■ **WHAT YOU NEED TO DO**
Write out each line of the listing as it stands, without the images.

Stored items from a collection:
▼

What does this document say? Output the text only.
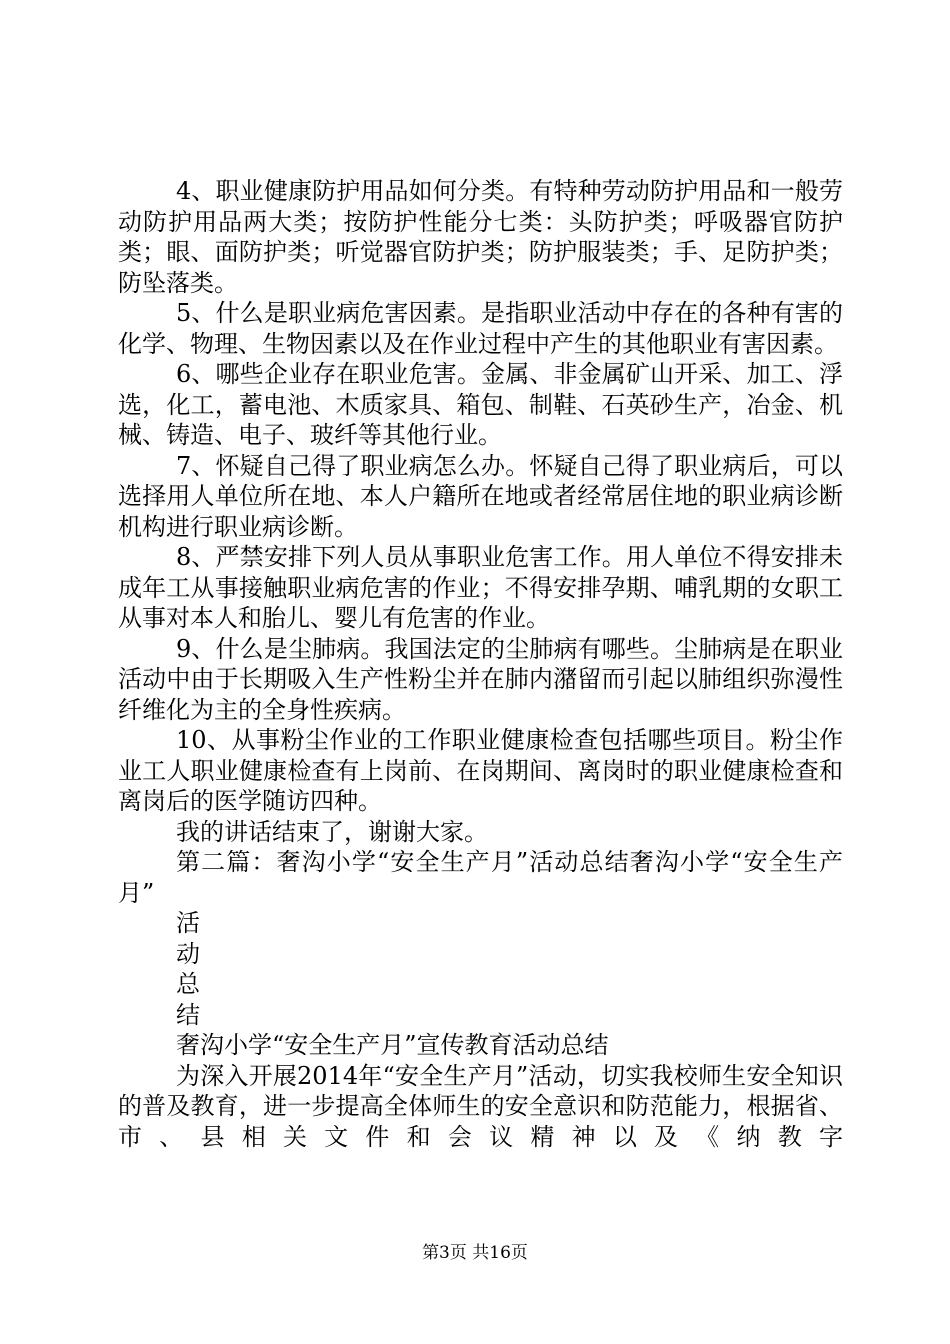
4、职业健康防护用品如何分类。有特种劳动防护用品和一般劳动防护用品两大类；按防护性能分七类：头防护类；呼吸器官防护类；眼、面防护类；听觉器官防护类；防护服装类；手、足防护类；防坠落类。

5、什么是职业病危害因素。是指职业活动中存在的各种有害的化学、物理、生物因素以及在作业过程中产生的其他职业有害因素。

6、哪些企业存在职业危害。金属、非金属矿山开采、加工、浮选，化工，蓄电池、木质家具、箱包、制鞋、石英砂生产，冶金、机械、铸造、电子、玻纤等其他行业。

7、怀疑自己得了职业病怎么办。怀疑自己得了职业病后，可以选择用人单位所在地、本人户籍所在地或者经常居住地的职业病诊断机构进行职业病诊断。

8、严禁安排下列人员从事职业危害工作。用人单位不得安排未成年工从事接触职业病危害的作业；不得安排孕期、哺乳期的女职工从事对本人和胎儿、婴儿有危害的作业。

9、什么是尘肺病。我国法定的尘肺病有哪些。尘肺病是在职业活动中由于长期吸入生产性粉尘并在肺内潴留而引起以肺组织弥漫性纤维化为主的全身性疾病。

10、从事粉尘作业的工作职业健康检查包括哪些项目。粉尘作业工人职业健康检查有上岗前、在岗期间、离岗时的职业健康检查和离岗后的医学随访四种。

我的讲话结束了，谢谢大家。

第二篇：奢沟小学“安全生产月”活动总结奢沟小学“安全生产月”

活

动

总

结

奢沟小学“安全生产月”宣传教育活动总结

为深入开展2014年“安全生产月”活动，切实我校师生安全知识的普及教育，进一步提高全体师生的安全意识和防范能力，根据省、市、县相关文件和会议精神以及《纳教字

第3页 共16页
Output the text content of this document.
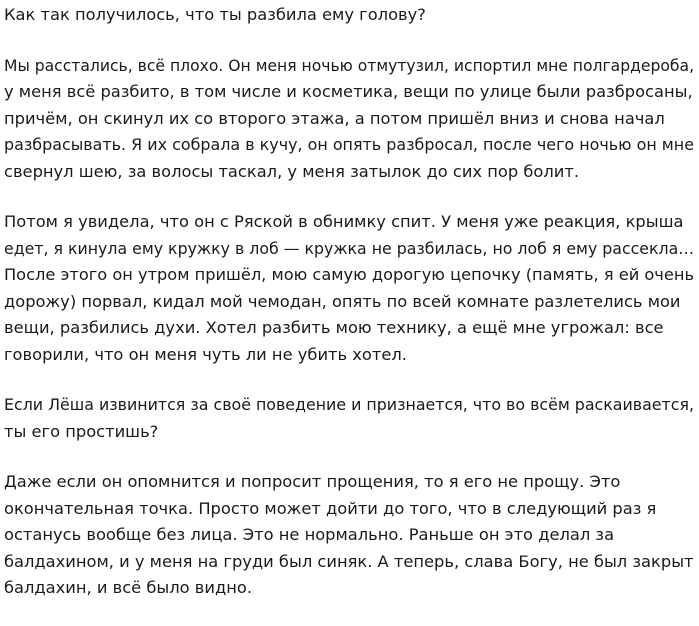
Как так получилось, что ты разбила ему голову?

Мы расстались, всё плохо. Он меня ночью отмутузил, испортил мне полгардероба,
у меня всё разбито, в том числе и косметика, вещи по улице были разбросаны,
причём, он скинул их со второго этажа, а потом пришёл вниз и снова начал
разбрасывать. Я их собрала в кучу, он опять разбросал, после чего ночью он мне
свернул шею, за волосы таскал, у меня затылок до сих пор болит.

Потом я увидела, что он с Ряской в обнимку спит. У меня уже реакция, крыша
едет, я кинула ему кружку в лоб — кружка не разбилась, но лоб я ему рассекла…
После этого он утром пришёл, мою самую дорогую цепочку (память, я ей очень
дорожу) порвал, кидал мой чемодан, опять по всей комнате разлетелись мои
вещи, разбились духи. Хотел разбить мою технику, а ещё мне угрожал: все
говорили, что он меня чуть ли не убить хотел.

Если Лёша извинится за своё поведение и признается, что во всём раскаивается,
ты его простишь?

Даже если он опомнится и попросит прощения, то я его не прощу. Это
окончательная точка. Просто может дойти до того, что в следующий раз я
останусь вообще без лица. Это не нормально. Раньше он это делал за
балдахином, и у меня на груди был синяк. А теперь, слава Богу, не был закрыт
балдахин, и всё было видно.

▲

■ **RIGHT ANSWER**
What does this document say? Output the text only.
4、职业健康防护用品如何分类。有特种劳动防护用品和一般劳动防护用品两大类；按防护性能分七类：头防护类；呼吸器官防护类；眼、面防护类；听觉器官防护类；防护服装类；手、足防护类；防坠落类。

5、什么是职业病危害因素。是指职业活动中存在的各种有害的化学、物理、生物因素以及在作业过程中产生的其他职业有害因素。

6、哪些企业存在职业危害。金属、非金属矿山开采、加工、浮选，化工，蓄电池、木质家具、箱包、制鞋、石英砂生产，冶金、机械、铸造、电子、玻纤等其他行业。

7、怀疑自己得了职业病怎么办。怀疑自己得了职业病后，可以选择用人单位所在地、本人户籍所在地或者经常居住地的职业病诊断机构进行职业病诊断。

8、严禁安排下列人员从事职业危害工作。用人单位不得安排未成年工从事接触职业病危害的作业；不得安排孕期、哺乳期的女职工从事对本人和胎儿、婴儿有危害的作业。

9、什么是尘肺病。我国法定的尘肺病有哪些。尘肺病是在职业活动中由于长期吸入生产性粉尘并在肺内潴留而引起以肺组织弥漫性纤维化为主的全身性疾病。

10、从事粉尘作业的工作职业健康检查包括哪些项目。粉尘作业工人职业健康检查有上岗前、在岗期间、离岗时的职业健康检查和离岗后的医学随访四种。

我的讲话结束了，谢谢大家。

第二篇：奢沟小学“安全生产月”活动总结奢沟小学“安全生产月”

活

动

总

结

奢沟小学“安全生产月”宣传教育活动总结

为深入开展2014年“安全生产月”活动，切实我校师生安全知识的普及教育，进一步提高全体师生的安全意识和防范能力，根据省、市、县相关文件和会议精神以及《纳教字

第3页 共16页
Output the text content of this document.
Как так получилось, что ты разбила ему голову?

Мы расстались, всё плохо. Он меня ночью отмутузил, испортил мне полгардероба,
у меня всё разбито, в том числе и косметика, вещи по улице были разбросаны,
причём, он скинул их со второго этажа, а потом пришёл вниз и снова начал
разбрасывать. Я их собрала в кучу, он опять разбросал, после чего ночью он мне
свернул шею, за волосы таскал, у меня затылок до сих пор болит.

Потом я увидела, что он с Ряской в обнимку спит. У меня уже реакция, крыша
едет, я кинула ему кружку в лоб — кружка не разбилась, но лоб я ему рассекла…
После этого он утром пришёл, мою самую дорогую цепочку (память, я ей очень
дорожу) порвал, кидал мой чемодан, опять по всей комнате разлетелись мои
вещи, разбились духи. Хотел разбить мою технику, а ещё мне угрожал: все
говорили, что он меня чуть ли не убить хотел.

Если Лёша извинится за своё поведение и признается, что во всём раскаивается,
ты его простишь?

Даже если он опомнится и попросит прощения, то я его не прощу. Это
окончательная точка. Просто может дойти до того, что в следующий раз я
останусь вообще без лица. Это не нормально. Раньше он это делал за
балдахином, и у меня на груди был синяк. А теперь, слава Богу, не был закрыт
балдахин, и всё было видно.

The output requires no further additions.